Trial misconduct halts Evotec/Hyperion drug
pharmafile | September 10, 2014 | News story | Research and Development, Sales and Marketing | DiaPep277, Evotec, amdromeda, diabetes, hyperion
Development of Evotec and Hyperion Therapeutic’s diabetes drug DiaPep277 has been terminated following ‘serious misconduct’ in one of its trials.
The two companies entered into a licensing deal for the treatment in 2007, which saw Hyperion developing the diabetes offering with Evotec entitled to receive royalties from the venture.
Hyperion says that it has since uncovered evidence that employees of Andromeda Biotech, which was recently acquired by the US firm, colluded with a third-party biostatistics company to receive un-blinded data for the DIA-AID 1 and DIA-AID 2 trials and manipulate these result to appear positive.
Donald Santel, president and chief executive officer of Hyperion, says that the company now has ‘no viable regulatory path forward’ and has decided to terminate further development of DiaPep277. He adds however, that the DIA-AID 2 Phase III trial will continue until completion to see if it yields ‘useful insights’ into type 1 diabetes. The last patient visit in the trial is expected to occur in the fourth quarter of 2014.
The company expects to record record a non-cash impairment charge of in the range of €19 million to €43 million, and adds that no Hyperion employees were involved in the misconduct.
DiaPep277 was one of Evotec’s advanced pipeline projects and the only drug in its portfolio in Phase III trials, but in a statement the German firm says that it no longer expects the drug to hit the market and that it is therefore likely to suffer a charge of €8.7 million. Shares in Evotec fell by 23% following the announcement.
A potential treatment for newly-diagnosed type 1 diabetes, DiaPep277 uses a combination of amino acids to prevent the immune system from destroying pancreatic cells that secret insulin.
Evotec is due a payment of €3.4 million from Hyperion and Andromeda, however, which it now needs to receive in order to be able to meet its profit targets for the year.

_Complete the following_:
- A) For each statement, say whether it agrees with the DiaPep277 news story. Answer yes or no and quote the deciding words from the story. (i) Hyperion employees took part in the trial misconduct. (ii) Evotec's shares dropped by 23% after the announcement. (iii) The DIA-AID 2 Phase III trial will be stopped right away.
- B) Copy the part of the DiaPep277 news story that starts at "The company expects" and ends at "following the announcement.".
- C) According to the DiaPep277 news story, in what year did Evotec and Hyperion enter their licensing deal for the treatment?
The entries after the DiaPep277 news story are separate material.

_Material shown_:
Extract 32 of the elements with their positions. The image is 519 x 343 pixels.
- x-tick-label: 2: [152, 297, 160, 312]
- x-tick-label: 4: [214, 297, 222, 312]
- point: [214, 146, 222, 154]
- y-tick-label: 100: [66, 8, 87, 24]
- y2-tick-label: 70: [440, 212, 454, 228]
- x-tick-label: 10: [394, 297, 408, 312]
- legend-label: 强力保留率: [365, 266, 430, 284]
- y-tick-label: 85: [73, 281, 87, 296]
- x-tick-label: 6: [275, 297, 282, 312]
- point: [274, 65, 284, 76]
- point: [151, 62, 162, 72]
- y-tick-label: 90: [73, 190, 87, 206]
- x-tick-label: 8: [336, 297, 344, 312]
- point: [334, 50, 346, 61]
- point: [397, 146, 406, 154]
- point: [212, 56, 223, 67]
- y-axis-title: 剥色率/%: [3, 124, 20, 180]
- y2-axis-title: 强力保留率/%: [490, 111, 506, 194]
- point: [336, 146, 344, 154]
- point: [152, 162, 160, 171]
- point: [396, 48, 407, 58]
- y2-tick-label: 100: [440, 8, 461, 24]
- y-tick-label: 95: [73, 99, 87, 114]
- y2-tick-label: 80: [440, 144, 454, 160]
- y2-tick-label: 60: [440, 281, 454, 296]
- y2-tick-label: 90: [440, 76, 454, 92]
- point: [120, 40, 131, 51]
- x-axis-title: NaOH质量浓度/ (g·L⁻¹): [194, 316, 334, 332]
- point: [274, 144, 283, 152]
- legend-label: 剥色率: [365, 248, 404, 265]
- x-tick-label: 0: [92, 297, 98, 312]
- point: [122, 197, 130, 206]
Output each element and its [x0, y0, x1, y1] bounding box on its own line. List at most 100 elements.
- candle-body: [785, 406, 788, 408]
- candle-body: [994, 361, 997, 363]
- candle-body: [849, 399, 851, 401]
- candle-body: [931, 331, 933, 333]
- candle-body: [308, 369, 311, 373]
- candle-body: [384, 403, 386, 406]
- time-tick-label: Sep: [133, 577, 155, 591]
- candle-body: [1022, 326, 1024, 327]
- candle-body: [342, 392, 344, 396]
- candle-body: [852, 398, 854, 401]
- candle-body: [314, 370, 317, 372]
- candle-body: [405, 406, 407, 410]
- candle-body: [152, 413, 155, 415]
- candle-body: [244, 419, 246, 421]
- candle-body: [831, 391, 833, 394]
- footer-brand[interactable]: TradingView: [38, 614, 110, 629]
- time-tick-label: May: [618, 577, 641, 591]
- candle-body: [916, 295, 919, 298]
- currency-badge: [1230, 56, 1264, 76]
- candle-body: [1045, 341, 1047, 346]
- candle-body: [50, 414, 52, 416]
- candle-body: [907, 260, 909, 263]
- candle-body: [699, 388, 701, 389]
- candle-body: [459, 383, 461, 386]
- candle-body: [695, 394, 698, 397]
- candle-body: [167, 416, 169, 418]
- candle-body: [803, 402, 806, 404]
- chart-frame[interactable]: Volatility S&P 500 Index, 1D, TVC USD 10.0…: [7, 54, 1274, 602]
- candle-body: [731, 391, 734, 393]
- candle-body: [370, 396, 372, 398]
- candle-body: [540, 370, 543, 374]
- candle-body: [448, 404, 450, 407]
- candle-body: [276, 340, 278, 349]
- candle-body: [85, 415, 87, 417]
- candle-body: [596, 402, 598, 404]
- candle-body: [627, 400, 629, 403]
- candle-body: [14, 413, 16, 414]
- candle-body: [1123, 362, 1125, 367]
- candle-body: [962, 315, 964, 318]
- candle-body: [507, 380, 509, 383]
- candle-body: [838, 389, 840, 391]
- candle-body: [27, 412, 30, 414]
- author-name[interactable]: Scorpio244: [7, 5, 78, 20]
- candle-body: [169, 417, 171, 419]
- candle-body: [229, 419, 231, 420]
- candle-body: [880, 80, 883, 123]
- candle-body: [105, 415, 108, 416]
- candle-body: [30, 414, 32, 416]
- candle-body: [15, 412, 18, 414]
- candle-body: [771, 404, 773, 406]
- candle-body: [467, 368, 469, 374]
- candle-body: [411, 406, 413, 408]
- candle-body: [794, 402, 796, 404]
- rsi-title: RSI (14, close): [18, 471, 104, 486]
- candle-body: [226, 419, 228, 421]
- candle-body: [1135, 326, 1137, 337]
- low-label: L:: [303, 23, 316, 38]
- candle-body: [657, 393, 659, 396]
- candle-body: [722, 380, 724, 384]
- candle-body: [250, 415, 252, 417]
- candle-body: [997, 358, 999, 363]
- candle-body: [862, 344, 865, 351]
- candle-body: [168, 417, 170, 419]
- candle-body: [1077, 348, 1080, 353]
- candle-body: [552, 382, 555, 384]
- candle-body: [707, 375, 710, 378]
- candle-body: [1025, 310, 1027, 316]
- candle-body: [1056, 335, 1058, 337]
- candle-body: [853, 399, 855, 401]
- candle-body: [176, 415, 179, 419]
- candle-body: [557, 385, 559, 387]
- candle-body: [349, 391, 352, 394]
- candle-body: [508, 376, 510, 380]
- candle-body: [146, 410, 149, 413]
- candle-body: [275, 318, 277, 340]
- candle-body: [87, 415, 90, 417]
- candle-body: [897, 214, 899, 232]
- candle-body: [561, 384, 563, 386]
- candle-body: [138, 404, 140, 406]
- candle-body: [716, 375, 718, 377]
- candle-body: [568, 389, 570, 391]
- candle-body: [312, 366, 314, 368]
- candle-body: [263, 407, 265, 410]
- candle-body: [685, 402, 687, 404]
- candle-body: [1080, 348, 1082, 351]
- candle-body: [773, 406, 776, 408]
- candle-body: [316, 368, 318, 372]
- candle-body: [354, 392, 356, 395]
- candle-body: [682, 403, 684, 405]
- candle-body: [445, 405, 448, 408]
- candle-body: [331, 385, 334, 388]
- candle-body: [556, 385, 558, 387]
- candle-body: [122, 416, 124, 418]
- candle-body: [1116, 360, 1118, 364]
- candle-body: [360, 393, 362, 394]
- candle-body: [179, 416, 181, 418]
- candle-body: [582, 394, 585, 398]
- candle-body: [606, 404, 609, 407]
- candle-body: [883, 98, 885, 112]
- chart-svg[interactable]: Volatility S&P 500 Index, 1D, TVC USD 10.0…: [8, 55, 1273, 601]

_Results by task_:
- A)
(i) No: "no Hyperion employees were involved in the misconduct"
(ii) Yes: "Shares in Evotec fell by 23% following the announcement."
(iii) No: "the DIA-AID 2 Phase III trial will continue until completion"

- B)
The company expects to record record a non-cash impairment charge of in the range of €19 million to €43 million, and adds that no Hyperion employees were involved in the misconduct.
DiaPep277 was one of Evotec’s advanced pipeline projects and the only drug in its portfolio in Phase III trials, but in a statement the German firm says that it no longer expects the drug to hit the market and that it is therefore likely to suffer a charge of €8.7 million. Shares in Evotec fell by 23% following the announcement.

- C) 2007